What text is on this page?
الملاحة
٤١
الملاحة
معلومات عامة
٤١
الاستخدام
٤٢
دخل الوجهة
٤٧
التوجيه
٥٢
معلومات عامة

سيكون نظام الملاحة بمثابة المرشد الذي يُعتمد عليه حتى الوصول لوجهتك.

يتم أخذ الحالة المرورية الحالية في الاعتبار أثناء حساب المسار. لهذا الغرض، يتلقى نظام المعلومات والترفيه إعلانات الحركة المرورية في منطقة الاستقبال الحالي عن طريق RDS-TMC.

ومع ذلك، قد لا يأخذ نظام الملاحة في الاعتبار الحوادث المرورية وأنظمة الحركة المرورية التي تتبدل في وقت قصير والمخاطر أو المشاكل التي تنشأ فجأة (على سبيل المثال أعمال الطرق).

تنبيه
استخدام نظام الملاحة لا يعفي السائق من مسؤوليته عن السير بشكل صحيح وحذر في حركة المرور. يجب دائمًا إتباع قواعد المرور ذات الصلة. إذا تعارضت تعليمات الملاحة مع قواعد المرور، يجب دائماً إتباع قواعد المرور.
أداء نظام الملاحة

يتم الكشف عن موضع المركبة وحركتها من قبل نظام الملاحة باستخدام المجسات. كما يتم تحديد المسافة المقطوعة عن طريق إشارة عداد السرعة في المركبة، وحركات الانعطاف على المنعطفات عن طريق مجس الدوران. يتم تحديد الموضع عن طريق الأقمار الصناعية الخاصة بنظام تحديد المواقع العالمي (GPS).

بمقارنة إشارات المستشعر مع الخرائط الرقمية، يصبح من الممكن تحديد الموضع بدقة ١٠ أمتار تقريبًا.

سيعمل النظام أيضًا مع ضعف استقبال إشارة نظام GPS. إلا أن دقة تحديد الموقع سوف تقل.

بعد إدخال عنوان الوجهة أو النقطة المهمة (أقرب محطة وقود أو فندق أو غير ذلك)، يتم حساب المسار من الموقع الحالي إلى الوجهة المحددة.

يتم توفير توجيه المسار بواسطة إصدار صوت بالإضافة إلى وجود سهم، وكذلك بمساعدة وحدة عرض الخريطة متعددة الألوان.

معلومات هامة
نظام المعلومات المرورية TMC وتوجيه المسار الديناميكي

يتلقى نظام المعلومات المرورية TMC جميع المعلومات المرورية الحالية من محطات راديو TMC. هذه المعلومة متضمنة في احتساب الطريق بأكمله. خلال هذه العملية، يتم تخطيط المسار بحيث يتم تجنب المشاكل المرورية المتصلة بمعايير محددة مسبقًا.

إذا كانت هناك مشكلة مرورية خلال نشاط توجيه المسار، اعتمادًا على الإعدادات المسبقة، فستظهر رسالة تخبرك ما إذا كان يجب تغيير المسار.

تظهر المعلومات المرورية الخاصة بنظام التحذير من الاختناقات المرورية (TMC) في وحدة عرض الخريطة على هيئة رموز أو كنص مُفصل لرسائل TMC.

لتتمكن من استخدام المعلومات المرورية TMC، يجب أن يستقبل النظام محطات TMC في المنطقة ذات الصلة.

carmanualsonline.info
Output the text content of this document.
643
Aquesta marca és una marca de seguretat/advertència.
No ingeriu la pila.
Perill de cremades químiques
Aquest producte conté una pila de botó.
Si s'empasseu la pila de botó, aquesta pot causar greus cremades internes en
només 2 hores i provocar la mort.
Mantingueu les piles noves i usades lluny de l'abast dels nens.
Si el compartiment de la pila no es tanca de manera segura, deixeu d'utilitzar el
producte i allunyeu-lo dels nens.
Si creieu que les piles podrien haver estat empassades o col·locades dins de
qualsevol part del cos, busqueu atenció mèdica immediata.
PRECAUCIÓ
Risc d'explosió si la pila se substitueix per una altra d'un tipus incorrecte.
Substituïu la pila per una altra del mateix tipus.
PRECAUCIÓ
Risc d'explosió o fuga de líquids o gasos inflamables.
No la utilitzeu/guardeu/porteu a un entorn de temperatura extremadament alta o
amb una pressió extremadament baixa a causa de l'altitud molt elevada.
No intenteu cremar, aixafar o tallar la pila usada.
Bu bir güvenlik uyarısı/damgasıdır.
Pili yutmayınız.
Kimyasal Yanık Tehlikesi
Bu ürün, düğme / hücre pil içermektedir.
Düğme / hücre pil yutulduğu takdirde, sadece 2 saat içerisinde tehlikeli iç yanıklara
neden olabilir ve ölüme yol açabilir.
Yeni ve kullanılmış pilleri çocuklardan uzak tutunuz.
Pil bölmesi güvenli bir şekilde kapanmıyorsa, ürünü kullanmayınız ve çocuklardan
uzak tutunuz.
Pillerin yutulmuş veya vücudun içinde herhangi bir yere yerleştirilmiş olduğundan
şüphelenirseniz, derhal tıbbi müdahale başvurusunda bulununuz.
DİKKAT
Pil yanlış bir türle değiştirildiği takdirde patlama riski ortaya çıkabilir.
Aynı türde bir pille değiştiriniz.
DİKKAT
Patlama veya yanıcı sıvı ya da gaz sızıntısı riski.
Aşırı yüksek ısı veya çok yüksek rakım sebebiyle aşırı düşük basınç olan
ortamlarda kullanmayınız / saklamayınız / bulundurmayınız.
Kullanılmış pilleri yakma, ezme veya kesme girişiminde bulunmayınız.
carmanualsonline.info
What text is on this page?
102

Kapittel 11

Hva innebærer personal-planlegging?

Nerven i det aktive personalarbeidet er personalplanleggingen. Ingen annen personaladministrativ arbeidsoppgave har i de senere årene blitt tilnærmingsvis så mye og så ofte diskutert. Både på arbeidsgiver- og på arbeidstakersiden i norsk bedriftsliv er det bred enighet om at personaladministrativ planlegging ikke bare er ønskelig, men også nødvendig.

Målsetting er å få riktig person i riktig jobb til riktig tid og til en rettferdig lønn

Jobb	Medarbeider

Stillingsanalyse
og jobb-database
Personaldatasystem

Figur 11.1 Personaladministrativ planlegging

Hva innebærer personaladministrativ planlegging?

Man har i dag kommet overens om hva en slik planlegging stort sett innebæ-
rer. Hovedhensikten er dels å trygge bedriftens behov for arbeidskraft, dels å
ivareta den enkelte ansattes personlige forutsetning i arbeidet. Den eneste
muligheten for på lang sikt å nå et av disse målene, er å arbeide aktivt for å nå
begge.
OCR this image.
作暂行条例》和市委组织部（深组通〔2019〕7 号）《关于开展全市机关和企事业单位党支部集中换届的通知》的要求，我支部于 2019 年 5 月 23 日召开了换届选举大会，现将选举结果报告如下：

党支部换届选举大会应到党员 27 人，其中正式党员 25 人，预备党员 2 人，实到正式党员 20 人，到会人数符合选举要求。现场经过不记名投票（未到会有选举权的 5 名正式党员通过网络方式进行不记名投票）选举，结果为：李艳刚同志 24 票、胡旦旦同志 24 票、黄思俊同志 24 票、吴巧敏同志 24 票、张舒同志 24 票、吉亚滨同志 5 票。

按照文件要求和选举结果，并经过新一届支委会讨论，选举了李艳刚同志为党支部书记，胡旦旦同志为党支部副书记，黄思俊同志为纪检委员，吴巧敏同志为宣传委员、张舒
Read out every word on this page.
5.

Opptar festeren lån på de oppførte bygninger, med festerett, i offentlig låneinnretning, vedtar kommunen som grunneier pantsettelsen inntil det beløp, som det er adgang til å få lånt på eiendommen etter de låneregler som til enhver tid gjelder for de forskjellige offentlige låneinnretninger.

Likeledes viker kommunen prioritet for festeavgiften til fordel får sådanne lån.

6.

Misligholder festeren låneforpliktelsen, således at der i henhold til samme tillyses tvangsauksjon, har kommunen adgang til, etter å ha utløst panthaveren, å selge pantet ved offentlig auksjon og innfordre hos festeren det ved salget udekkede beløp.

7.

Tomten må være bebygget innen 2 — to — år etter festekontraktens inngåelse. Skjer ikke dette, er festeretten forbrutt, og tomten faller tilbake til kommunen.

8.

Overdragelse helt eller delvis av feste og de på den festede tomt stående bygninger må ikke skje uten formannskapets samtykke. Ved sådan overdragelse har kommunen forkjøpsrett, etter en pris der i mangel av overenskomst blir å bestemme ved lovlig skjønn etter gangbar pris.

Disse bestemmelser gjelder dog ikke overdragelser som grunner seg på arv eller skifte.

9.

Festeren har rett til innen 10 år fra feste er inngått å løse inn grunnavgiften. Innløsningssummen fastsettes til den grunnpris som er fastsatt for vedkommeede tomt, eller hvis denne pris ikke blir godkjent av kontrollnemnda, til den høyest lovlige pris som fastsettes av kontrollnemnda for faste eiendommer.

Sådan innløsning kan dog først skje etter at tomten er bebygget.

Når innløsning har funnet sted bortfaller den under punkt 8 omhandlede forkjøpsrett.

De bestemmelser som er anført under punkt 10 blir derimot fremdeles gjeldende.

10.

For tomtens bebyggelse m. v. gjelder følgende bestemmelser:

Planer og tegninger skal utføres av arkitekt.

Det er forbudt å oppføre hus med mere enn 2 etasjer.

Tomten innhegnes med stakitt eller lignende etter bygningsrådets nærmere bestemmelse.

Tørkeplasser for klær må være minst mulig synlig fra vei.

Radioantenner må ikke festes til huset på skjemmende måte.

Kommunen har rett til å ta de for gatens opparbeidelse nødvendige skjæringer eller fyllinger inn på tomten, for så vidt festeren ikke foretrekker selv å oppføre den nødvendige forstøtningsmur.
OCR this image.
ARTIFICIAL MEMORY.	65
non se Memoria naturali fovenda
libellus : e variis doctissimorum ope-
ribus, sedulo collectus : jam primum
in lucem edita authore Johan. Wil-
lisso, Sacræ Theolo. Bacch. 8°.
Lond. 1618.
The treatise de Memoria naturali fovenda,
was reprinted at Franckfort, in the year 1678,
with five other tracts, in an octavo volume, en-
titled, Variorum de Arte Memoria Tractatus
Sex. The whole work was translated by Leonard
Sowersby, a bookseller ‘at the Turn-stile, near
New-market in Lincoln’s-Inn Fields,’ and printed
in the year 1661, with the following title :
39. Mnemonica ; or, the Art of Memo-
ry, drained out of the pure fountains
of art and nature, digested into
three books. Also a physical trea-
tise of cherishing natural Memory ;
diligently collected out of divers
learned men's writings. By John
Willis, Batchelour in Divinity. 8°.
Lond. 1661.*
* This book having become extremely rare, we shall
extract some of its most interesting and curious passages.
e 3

----

◆ **PROBLEM**
Locate each line with the word "النظام" and copy it.

◆ **WORKED SOLUTION**
سيعمل النظام أيضًا مع ضعف استقبال إشارة نظام GPS. إلا أن دقة تحديد الموقع سوف تقل.
لتتمكن من استخدام المعلومات المرورية TMC، يجب أن يستقبل النظام محطات TMC في المنطقة ذات الصلة.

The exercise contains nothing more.